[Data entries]
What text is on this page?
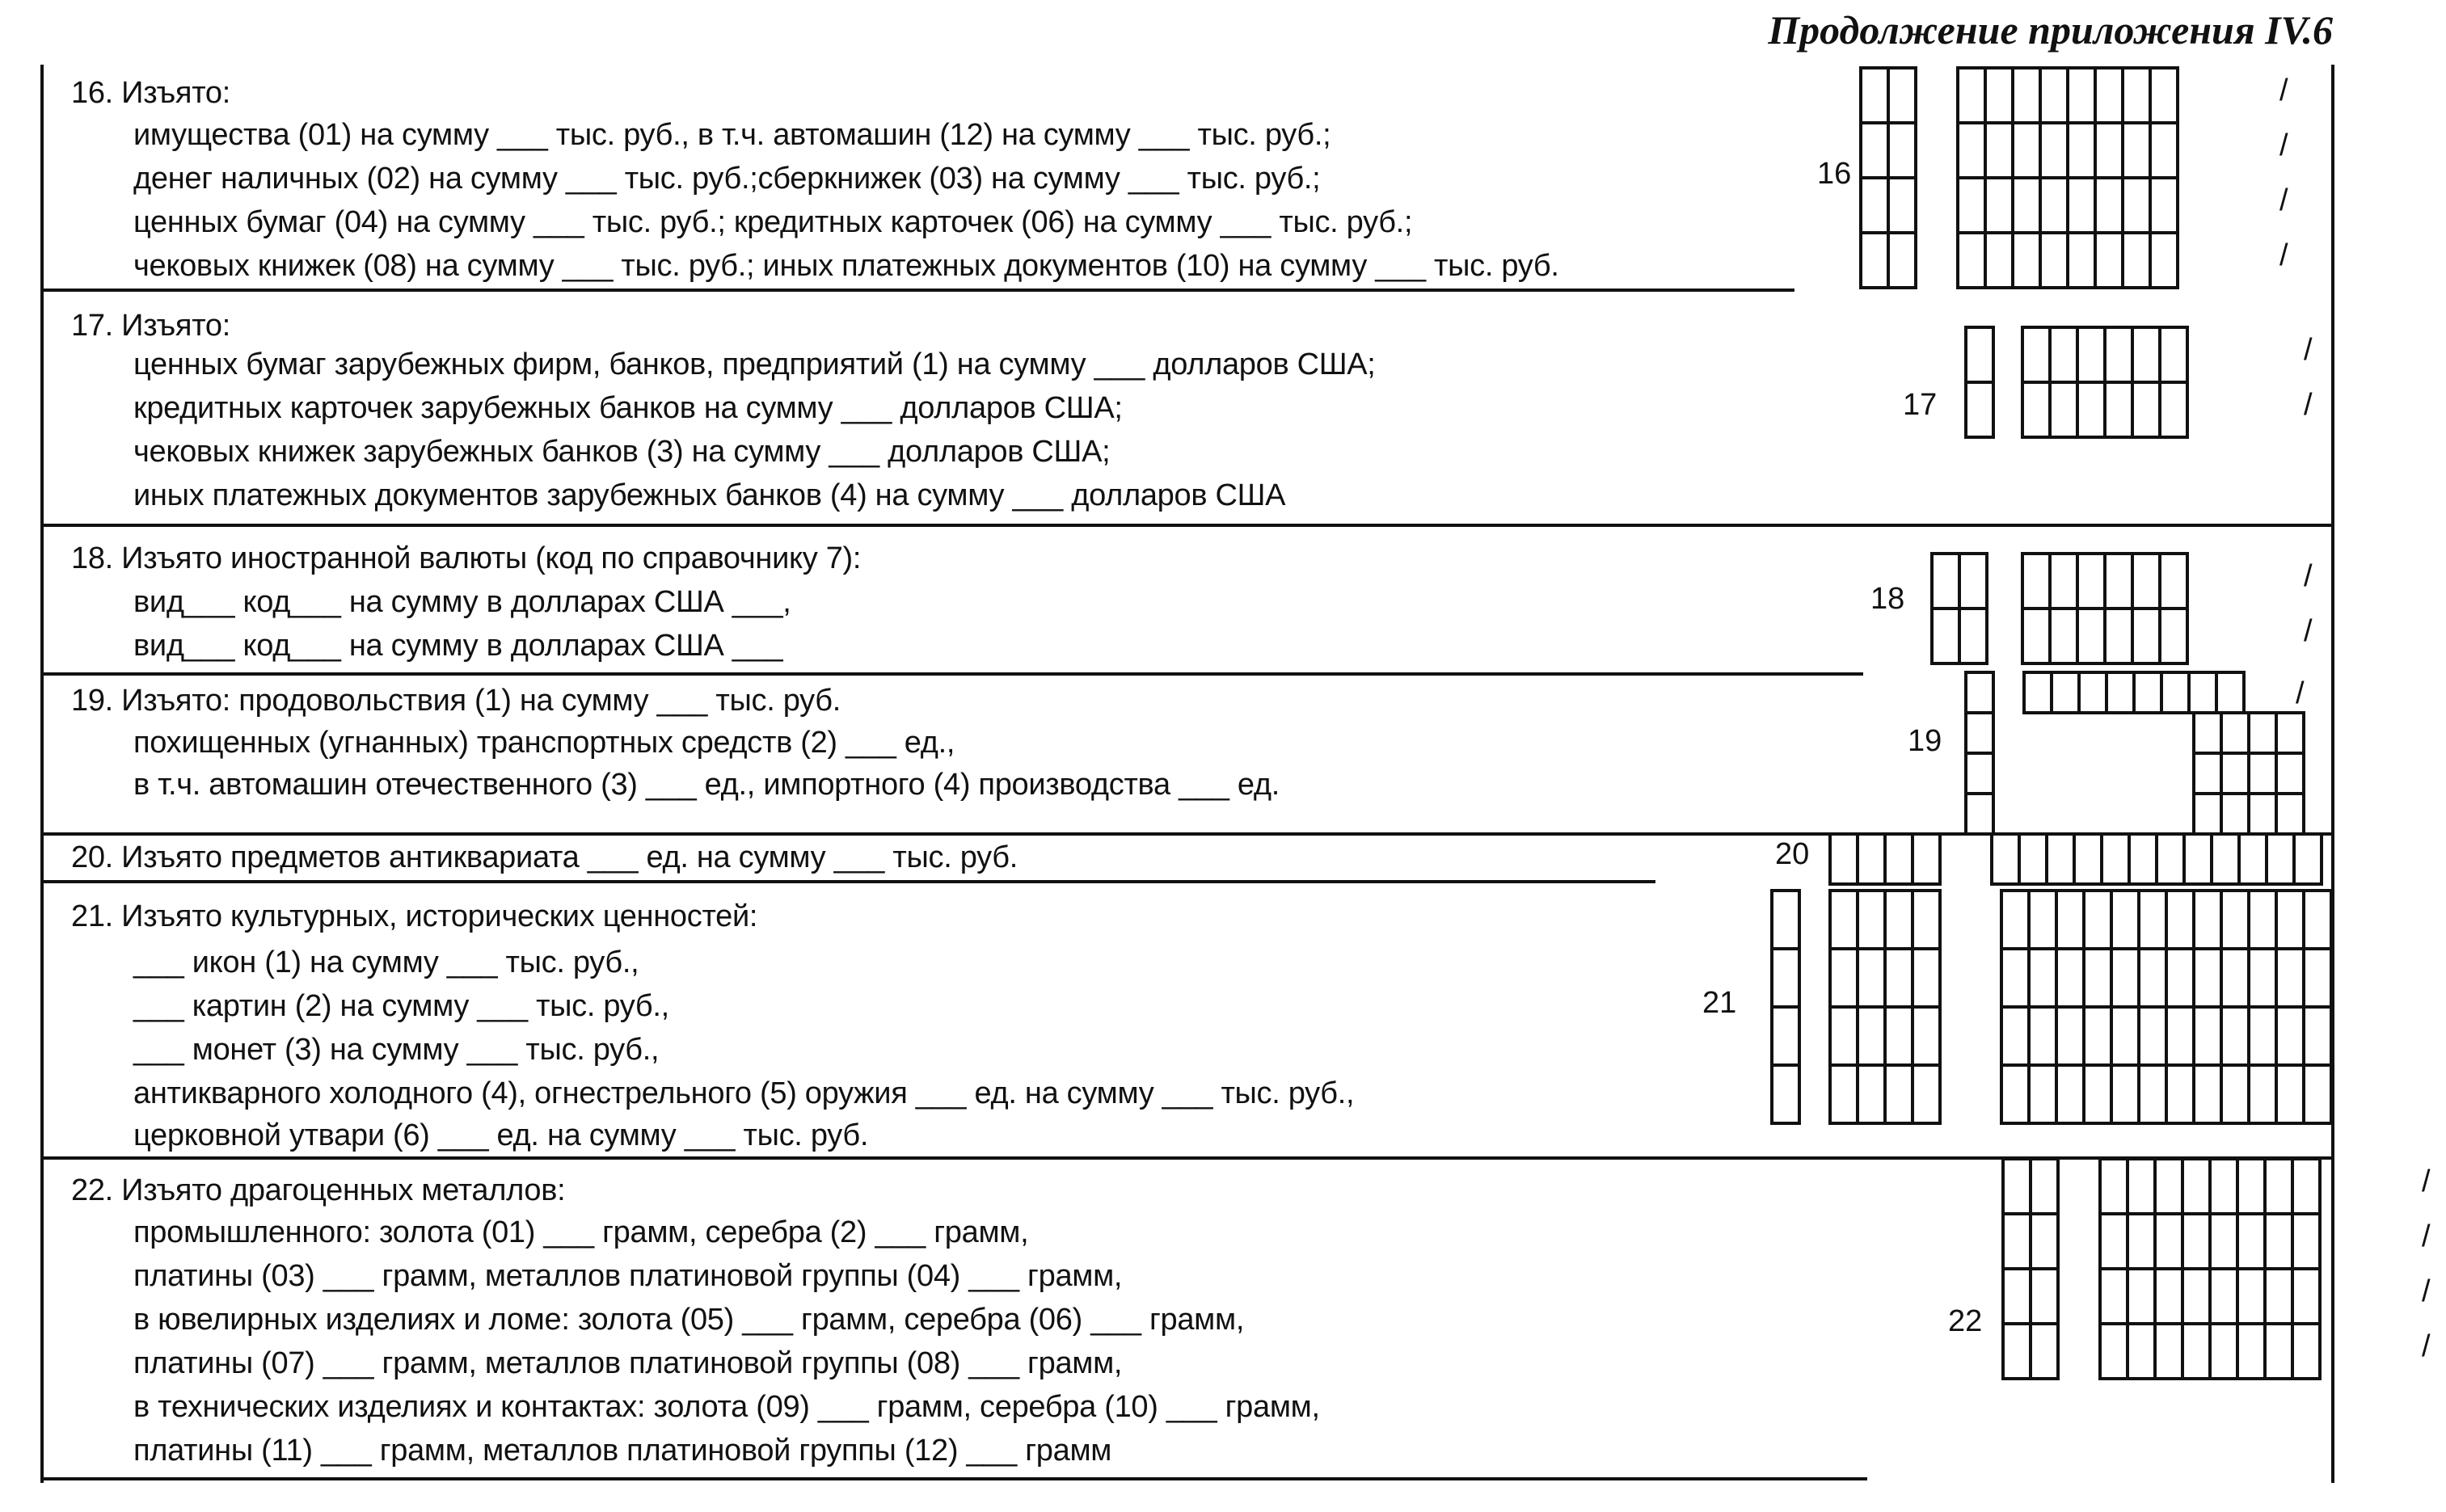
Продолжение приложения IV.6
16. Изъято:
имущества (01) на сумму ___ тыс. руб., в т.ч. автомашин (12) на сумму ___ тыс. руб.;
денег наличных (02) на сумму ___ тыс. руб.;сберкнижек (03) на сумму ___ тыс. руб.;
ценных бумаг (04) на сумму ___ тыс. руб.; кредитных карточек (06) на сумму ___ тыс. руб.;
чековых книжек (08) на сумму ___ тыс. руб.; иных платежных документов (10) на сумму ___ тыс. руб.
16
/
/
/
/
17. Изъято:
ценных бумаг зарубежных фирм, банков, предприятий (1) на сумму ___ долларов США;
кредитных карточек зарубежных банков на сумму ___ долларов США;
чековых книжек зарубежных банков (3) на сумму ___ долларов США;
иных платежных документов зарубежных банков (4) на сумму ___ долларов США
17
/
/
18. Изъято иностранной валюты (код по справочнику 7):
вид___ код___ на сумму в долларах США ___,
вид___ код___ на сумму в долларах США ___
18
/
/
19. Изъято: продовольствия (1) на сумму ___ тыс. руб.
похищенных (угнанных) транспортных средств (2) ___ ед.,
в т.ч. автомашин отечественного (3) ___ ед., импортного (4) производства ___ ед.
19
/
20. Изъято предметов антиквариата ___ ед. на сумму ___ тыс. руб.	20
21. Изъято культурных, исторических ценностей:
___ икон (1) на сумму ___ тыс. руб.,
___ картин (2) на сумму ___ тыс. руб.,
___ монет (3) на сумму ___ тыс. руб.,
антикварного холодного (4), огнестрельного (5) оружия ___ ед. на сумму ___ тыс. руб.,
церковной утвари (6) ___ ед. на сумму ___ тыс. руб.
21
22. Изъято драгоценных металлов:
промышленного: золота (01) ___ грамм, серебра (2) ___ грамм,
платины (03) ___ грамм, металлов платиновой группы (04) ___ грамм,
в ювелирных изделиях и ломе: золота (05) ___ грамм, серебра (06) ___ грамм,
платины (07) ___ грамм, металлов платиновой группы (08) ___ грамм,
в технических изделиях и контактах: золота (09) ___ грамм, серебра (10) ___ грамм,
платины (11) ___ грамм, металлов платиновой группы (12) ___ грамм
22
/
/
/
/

**Exercise task**: Look over the listing above. Pick out and copy every line that includes "долларах".

**Worked answer**:
вид___ код___ на сумму в долларах США ___,
вид___ код___ на сумму в долларах США ___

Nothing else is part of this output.